Do any lines in the data below contain "avoid"? If so, copy every one of them.
**********
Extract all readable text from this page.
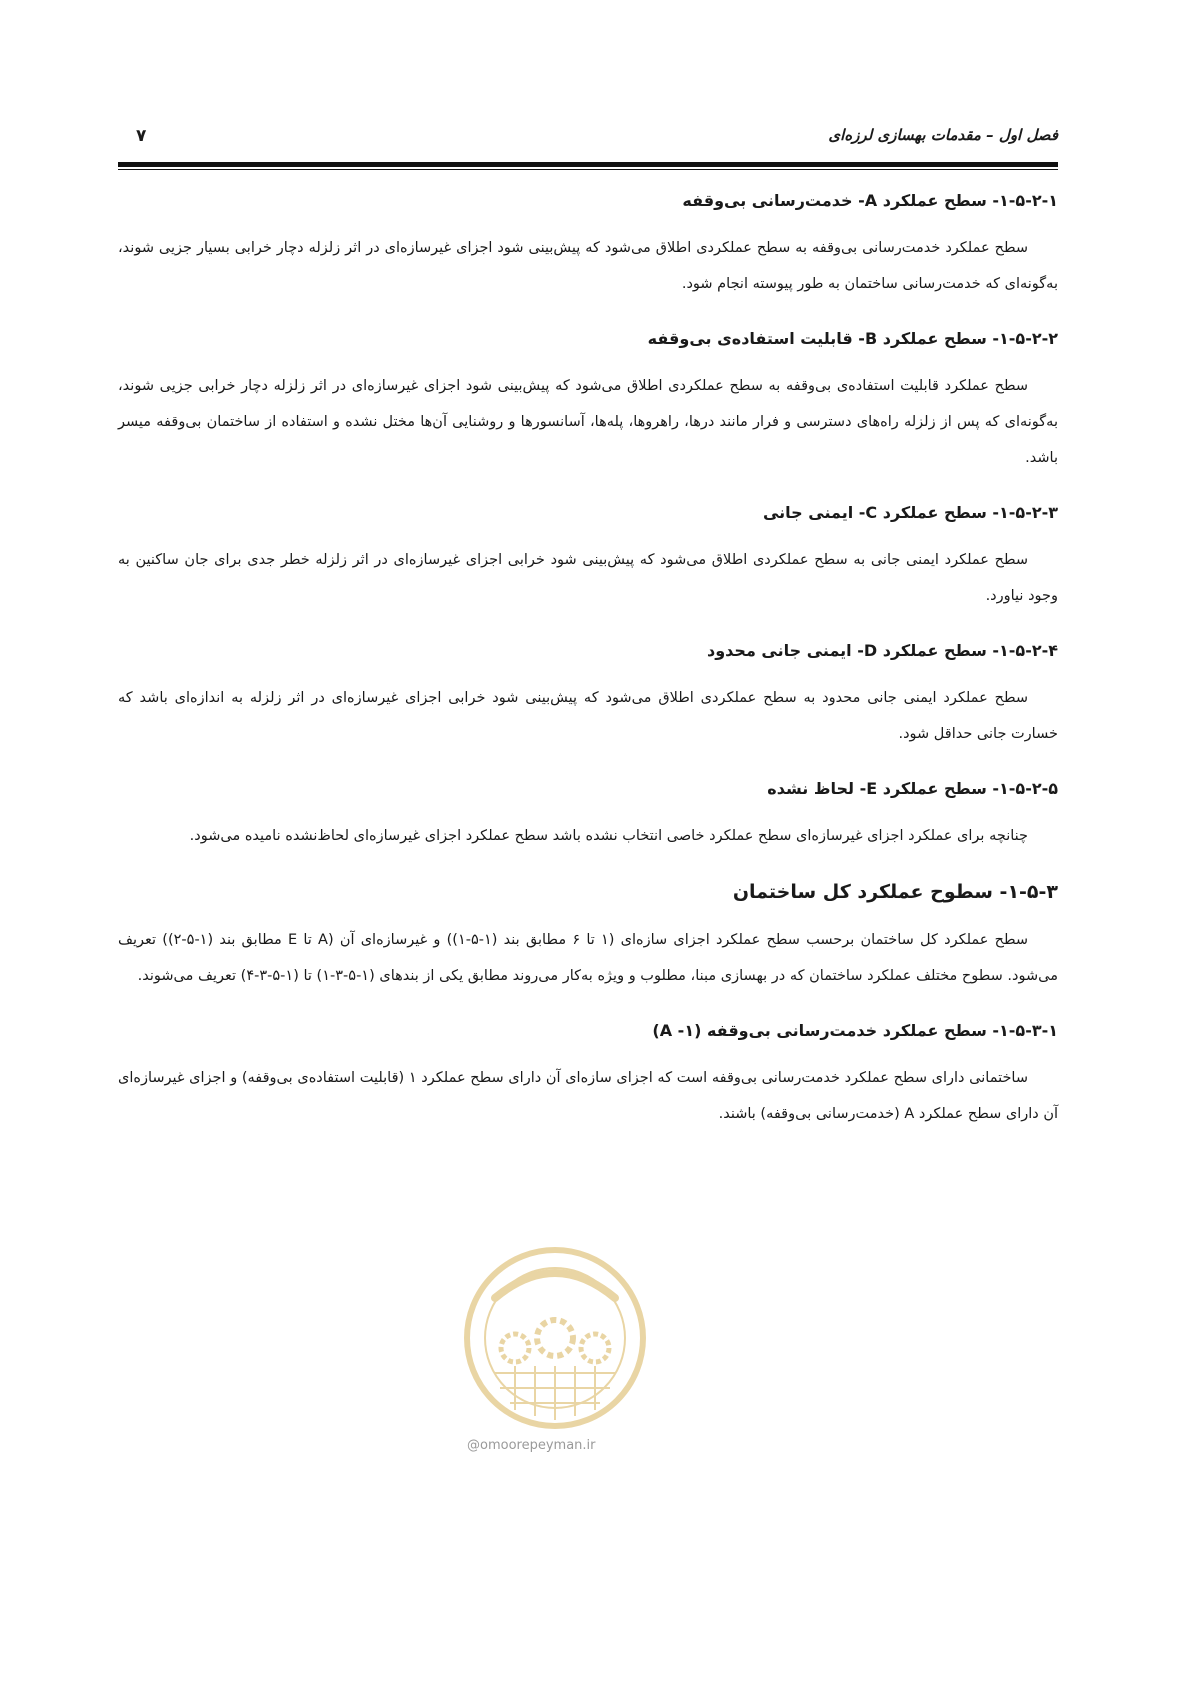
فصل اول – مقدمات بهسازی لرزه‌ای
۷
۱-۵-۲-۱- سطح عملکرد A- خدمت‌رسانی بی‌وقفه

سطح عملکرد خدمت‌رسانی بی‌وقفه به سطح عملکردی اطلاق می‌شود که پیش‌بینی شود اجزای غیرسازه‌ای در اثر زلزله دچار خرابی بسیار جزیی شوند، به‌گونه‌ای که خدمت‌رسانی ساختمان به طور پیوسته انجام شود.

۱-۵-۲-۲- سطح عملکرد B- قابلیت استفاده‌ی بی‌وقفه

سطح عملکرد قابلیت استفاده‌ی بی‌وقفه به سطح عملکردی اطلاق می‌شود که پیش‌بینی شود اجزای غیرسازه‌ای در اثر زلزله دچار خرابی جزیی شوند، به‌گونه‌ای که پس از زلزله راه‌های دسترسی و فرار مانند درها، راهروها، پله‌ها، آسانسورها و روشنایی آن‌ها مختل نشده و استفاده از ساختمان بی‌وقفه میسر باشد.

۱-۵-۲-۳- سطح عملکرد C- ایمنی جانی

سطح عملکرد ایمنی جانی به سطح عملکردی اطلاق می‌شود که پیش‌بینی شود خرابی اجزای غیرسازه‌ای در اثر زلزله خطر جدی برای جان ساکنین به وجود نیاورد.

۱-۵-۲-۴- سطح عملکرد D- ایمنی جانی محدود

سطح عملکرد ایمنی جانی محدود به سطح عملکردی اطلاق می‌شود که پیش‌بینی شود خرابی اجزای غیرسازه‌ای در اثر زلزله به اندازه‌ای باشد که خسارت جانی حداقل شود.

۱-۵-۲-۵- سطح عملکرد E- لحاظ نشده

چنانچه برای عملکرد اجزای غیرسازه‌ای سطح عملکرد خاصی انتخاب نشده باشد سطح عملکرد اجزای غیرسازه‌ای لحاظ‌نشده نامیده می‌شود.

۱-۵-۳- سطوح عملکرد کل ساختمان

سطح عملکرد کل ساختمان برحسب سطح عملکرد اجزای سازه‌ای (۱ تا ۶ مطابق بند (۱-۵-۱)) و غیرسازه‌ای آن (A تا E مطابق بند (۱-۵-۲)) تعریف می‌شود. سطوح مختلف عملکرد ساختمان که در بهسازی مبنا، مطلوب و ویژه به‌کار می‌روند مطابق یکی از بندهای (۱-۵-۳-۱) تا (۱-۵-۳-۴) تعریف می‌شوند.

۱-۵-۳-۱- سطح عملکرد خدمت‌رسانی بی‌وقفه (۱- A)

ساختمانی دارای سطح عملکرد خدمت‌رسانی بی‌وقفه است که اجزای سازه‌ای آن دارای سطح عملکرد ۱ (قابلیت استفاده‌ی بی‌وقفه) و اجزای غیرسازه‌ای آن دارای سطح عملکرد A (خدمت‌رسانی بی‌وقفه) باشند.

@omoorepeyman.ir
**********
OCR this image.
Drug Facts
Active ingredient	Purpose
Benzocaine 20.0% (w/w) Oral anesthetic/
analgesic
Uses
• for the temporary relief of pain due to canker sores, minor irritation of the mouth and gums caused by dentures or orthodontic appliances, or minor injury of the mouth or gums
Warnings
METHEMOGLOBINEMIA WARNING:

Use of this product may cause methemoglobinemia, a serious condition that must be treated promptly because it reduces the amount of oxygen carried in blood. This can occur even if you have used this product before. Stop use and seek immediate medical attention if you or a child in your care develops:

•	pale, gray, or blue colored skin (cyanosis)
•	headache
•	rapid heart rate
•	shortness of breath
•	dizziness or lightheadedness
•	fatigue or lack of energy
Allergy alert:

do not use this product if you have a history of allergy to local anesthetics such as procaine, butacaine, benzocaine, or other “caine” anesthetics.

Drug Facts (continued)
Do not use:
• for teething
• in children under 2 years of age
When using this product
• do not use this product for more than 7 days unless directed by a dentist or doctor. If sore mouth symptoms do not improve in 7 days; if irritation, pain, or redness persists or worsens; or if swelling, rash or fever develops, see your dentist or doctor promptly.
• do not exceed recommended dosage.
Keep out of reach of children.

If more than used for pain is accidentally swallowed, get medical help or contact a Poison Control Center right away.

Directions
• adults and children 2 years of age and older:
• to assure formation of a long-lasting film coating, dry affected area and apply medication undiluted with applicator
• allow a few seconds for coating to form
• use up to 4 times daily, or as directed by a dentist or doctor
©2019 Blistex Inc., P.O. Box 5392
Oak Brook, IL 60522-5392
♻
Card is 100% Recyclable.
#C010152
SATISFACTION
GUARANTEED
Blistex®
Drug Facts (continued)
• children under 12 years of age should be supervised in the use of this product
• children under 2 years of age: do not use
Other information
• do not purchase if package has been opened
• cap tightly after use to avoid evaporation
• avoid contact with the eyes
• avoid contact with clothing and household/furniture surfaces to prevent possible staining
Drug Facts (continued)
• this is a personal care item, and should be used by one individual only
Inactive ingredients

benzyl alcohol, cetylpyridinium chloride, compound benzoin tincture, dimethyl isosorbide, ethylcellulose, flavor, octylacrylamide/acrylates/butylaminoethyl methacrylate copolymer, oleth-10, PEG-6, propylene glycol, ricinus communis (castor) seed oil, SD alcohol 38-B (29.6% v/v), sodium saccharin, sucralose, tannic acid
**********
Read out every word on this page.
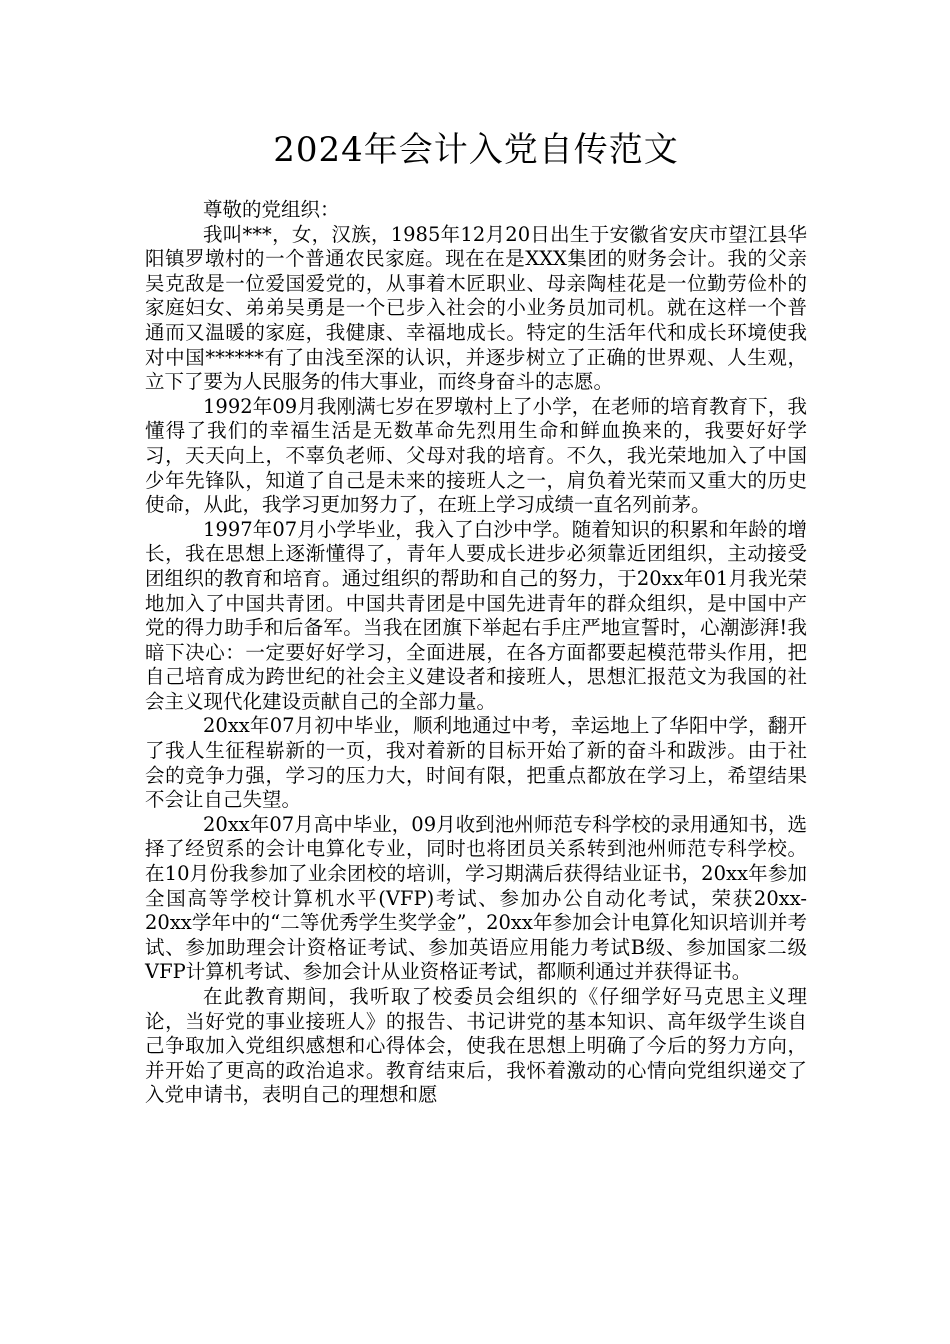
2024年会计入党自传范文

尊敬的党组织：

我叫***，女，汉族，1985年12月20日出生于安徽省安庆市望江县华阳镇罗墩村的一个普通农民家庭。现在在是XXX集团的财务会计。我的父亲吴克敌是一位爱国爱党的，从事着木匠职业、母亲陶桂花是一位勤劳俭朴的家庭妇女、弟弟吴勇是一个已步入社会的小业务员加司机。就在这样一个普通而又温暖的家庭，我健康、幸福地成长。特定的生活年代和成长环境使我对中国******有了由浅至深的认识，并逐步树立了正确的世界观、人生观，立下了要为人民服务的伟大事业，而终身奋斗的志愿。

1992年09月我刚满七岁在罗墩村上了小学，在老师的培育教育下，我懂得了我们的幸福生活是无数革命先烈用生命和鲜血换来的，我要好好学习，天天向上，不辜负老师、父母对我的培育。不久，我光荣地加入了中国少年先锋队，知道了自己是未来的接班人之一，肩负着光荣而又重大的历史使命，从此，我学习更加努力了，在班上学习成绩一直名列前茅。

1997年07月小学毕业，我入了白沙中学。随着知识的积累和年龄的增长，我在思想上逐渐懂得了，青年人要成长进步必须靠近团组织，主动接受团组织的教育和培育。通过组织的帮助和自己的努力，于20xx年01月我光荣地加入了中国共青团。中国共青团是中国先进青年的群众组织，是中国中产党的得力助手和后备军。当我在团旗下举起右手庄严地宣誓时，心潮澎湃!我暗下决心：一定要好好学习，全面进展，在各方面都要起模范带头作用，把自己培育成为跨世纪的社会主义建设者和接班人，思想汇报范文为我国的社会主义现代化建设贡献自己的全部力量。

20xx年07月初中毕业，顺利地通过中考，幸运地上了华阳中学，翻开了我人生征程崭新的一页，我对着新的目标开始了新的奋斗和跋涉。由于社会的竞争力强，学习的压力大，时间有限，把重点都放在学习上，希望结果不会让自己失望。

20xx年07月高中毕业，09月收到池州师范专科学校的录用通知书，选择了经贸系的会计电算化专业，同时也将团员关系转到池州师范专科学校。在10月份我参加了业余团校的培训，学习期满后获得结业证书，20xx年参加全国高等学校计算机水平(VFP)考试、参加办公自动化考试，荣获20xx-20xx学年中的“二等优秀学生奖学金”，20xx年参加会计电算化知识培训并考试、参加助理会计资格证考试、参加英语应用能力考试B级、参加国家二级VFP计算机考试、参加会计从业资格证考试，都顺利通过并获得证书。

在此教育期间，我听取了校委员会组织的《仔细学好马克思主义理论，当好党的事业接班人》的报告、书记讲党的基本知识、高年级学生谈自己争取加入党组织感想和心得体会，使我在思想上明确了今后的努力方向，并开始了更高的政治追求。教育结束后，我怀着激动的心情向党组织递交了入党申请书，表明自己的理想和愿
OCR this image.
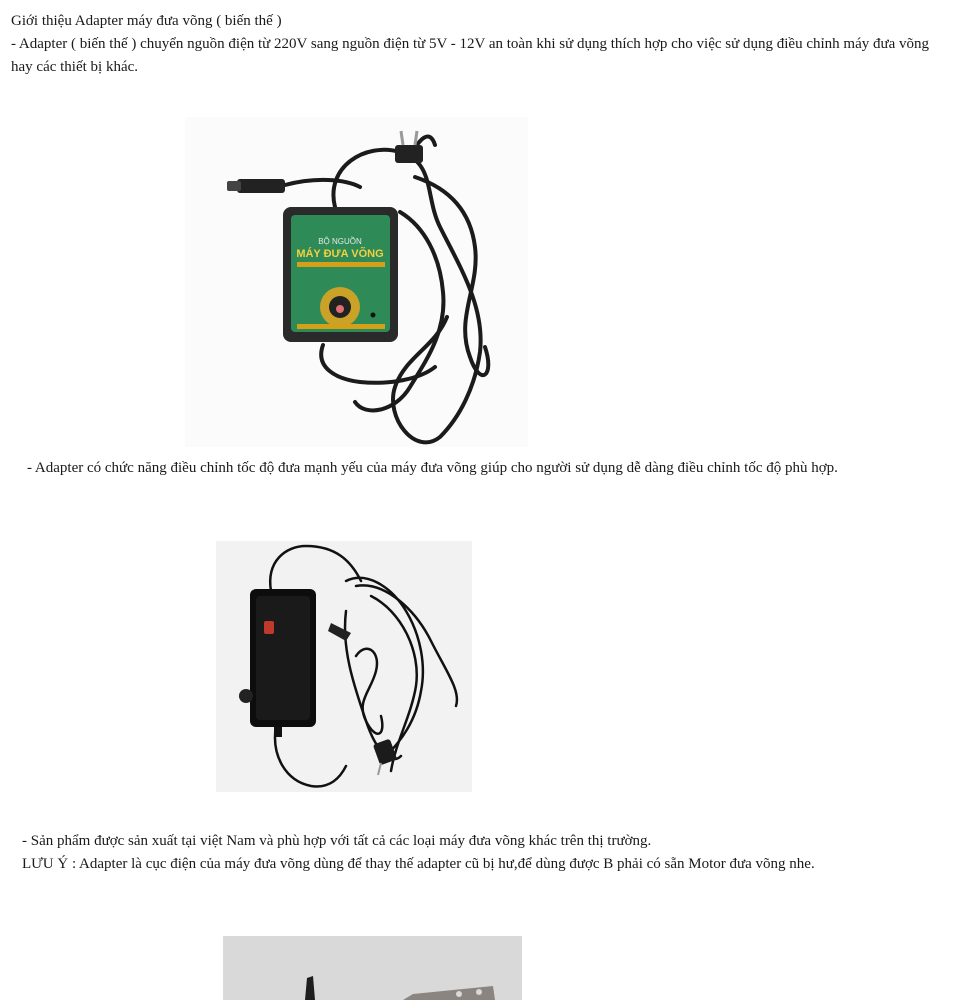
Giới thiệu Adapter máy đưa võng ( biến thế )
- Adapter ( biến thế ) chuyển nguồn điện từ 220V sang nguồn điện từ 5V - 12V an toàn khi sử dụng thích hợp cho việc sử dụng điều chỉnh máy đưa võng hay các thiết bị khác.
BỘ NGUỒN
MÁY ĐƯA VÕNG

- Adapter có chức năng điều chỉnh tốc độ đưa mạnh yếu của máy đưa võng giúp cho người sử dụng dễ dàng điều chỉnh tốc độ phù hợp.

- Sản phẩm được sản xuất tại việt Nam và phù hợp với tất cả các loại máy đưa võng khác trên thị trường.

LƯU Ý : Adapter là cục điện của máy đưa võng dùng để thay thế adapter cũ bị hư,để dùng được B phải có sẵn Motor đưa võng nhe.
**********
* _SOLUTION TO THIS EXERCISE_
• cap tightly after use to avoid evaporation
• avoid contact with the eyes
• avoid contact with clothing and household/furniture surfaces to prevent possible staining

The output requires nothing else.